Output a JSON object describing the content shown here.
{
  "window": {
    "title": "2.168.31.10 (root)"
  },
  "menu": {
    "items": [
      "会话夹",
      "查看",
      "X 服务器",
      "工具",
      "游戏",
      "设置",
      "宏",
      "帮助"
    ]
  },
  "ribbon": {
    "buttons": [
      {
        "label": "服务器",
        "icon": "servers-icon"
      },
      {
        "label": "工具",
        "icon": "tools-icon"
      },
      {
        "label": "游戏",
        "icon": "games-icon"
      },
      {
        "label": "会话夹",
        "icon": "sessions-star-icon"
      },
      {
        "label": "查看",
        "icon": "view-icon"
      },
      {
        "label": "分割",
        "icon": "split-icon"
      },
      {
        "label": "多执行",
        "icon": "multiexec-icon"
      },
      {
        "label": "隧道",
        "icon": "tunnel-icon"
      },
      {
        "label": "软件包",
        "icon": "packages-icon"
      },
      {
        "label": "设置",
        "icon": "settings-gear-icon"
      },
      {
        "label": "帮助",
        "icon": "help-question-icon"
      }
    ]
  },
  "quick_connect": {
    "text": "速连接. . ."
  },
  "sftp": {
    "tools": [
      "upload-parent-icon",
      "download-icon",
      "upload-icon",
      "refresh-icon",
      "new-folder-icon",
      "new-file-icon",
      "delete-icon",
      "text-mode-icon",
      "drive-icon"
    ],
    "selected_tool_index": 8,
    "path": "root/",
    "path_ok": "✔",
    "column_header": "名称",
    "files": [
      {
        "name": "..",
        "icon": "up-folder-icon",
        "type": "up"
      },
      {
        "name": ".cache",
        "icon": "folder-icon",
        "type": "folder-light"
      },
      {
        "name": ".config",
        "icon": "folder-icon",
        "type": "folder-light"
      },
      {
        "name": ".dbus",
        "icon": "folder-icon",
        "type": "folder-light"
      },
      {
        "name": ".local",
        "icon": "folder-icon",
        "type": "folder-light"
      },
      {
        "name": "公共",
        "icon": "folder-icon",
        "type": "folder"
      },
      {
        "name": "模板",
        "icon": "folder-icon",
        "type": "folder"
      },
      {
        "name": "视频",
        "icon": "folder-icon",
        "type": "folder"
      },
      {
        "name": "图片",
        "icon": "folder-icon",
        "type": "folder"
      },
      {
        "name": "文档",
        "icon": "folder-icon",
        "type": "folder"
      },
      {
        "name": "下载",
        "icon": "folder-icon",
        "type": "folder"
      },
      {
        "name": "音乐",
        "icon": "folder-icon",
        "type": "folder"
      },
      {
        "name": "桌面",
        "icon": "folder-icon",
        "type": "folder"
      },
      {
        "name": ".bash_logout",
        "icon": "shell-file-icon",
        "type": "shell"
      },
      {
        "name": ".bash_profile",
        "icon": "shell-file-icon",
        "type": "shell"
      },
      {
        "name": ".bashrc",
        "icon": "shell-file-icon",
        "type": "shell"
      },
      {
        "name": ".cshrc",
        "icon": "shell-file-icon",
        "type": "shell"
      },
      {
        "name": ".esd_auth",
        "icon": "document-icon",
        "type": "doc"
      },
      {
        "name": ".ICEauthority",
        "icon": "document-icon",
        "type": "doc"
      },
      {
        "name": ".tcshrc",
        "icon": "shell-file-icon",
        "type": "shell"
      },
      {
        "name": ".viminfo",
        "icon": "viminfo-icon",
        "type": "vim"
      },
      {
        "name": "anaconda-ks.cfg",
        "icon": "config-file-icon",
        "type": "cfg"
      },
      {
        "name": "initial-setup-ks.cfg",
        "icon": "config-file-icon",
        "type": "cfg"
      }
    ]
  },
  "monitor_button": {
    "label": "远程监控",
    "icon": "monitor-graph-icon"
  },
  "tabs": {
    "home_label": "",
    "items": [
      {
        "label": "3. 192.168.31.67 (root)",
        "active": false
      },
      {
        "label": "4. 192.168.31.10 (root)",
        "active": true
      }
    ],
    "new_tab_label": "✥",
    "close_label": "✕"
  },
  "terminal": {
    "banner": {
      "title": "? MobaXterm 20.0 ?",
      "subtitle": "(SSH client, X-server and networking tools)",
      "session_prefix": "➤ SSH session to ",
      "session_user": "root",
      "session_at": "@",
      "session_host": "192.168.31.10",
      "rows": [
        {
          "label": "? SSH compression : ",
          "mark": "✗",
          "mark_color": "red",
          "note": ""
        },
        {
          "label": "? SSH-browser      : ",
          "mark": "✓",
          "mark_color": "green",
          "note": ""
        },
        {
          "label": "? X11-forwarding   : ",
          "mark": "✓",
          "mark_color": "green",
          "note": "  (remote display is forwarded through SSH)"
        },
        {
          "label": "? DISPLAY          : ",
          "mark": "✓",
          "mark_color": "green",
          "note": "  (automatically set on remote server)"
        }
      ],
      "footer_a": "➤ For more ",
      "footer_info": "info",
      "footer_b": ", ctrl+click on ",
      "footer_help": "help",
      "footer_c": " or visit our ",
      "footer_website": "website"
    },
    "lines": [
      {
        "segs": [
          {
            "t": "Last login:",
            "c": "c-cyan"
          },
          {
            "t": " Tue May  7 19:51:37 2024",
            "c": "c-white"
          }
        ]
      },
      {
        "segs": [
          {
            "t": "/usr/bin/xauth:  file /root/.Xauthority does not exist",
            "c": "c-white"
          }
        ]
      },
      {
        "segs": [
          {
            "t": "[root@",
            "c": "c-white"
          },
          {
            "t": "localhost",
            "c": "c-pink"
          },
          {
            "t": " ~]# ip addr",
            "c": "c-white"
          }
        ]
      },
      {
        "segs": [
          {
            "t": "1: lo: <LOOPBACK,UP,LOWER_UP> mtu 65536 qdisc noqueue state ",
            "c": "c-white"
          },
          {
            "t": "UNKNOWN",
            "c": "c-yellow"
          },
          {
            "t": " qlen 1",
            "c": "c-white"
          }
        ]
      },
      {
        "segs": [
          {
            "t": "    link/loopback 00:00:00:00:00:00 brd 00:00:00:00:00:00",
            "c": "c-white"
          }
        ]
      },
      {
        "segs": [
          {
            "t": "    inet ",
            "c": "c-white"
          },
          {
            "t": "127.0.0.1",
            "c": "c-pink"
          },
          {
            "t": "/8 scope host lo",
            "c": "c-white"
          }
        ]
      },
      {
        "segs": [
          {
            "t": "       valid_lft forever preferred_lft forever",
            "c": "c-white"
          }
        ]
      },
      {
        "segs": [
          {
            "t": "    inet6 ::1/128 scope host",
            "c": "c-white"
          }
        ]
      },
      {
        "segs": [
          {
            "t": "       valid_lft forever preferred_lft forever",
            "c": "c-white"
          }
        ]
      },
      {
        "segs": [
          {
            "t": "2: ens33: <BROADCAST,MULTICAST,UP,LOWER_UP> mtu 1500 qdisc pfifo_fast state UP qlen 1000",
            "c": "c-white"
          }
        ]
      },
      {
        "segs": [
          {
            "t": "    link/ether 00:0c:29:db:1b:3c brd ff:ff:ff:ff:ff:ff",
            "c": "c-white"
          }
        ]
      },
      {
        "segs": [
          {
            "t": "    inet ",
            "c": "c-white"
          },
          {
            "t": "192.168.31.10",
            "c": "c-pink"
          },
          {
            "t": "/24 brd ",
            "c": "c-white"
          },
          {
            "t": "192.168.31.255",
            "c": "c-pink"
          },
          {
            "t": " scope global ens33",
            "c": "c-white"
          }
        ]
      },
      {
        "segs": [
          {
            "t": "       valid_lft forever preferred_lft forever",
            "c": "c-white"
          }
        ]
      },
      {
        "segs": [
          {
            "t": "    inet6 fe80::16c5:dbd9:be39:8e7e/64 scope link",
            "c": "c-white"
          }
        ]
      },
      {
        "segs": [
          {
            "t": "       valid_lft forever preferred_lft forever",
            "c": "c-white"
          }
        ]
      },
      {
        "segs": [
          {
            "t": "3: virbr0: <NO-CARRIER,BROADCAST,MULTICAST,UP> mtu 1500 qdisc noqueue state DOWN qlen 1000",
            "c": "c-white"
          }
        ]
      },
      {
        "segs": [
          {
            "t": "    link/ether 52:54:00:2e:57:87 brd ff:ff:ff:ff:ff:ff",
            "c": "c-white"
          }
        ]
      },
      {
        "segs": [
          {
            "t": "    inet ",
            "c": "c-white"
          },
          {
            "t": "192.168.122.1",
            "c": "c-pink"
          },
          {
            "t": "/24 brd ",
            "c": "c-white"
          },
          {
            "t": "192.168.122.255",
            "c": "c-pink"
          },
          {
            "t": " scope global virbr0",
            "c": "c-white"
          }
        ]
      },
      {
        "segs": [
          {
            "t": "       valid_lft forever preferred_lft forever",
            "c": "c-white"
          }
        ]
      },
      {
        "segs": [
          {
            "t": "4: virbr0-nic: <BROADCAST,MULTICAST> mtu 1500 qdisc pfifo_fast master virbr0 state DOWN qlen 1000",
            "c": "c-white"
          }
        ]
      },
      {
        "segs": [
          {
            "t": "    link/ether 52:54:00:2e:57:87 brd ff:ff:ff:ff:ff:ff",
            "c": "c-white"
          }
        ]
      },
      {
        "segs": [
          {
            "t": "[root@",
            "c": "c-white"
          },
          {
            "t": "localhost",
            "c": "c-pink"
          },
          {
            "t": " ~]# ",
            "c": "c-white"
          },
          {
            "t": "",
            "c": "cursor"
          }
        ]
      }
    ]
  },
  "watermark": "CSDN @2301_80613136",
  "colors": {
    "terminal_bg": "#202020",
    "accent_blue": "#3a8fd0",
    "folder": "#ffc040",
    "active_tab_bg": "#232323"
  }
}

________

Show every line from the entries above in which "MULTICAST" appears.

            "t": "2: ens33: <BROADCAST,MULTICAST,UP,LOWER_UP> mtu 1500 qdisc pfifo_fast state UP qlen 1000",
            "t": "3: virbr0: <NO-CARRIER,BROADCAST,MULTICAST,UP> mtu 1500 qdisc noqueue state DOWN qlen 1000",
            "t": "4: virbr0-nic: <BROADCAST,MULTICAST> mtu 1500 qdisc pfifo_fast master virbr0 state DOWN qlen 1000",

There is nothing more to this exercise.